*** Opening STUDY MATERIAL ***

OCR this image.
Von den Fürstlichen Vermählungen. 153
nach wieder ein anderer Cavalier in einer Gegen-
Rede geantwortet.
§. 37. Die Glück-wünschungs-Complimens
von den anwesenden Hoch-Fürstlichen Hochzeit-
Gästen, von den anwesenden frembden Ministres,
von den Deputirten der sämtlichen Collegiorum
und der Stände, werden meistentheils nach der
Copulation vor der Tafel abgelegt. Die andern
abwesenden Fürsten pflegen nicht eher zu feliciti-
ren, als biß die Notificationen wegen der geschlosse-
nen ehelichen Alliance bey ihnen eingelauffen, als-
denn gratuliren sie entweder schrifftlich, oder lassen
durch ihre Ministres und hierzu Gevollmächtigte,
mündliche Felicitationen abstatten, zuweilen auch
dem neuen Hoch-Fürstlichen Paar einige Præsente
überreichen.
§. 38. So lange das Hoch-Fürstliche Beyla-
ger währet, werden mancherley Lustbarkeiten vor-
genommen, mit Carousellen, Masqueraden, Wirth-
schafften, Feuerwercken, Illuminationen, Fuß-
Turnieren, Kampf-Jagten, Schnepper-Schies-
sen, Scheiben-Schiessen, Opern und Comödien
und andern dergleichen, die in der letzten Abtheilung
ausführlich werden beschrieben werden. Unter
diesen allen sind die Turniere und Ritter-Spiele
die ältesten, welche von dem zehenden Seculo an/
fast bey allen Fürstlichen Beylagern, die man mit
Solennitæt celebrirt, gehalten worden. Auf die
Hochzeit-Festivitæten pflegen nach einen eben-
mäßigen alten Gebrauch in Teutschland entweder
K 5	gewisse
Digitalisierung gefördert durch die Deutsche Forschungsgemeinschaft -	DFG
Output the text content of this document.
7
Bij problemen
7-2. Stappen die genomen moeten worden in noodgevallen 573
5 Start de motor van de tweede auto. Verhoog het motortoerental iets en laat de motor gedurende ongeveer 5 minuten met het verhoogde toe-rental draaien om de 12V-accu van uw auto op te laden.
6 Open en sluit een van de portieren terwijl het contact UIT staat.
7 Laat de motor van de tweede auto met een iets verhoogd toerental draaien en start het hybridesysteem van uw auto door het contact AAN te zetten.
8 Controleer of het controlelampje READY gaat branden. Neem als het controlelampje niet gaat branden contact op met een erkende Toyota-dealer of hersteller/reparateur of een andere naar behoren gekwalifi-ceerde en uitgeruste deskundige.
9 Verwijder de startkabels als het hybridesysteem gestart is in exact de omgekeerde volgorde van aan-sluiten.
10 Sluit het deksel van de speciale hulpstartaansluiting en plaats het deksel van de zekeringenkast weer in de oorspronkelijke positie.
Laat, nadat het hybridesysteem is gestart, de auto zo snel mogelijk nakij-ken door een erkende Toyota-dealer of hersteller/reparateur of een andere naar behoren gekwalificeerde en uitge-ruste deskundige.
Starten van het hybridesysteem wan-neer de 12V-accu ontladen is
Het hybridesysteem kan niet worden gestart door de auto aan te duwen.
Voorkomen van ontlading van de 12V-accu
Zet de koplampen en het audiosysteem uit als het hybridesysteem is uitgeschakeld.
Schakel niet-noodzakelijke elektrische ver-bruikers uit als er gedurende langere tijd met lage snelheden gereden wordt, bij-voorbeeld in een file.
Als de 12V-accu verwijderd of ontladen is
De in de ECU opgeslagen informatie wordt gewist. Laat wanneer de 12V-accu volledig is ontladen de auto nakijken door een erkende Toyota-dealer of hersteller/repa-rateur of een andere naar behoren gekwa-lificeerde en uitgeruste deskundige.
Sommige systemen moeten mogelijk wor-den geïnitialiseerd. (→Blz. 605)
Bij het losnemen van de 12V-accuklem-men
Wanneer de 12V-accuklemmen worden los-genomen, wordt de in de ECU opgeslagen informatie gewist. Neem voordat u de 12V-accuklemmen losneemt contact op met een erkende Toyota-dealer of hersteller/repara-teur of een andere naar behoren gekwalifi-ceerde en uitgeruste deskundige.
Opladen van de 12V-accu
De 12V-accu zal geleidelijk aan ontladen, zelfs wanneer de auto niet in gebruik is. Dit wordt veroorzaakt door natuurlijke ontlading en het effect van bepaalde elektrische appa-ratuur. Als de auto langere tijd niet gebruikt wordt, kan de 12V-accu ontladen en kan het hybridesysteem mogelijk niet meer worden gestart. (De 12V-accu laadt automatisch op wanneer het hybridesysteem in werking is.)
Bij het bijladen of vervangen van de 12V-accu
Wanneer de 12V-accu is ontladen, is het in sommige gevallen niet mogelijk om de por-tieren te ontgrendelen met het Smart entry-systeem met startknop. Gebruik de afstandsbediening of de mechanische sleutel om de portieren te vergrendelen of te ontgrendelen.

*** Closing STUDY MATERIAL ***

> PROBLEM REQUIREMENTS:
Identify each line in the records above that contains the word "Neem", and copy it out in full.

> THE COMPLETED TASK:
8 Controleer of het controlelampje READY gaat branden. Neem als het controlelampje niet gaat branden contact op met een erkende Toyota-dealer of hersteller/reparateur of een andere naar behoren gekwalifi-ceerde en uitgeruste deskundige.
Wanneer de 12V-accuklemmen worden los-genomen, wordt de in de ECU opgeslagen informatie gewist. Neem voordat u de 12V-accuklemmen losneemt contact op met een erkende Toyota-dealer of hersteller/repara-teur of een andere naar behoren gekwalifi-ceerde en uitgeruste deskundige.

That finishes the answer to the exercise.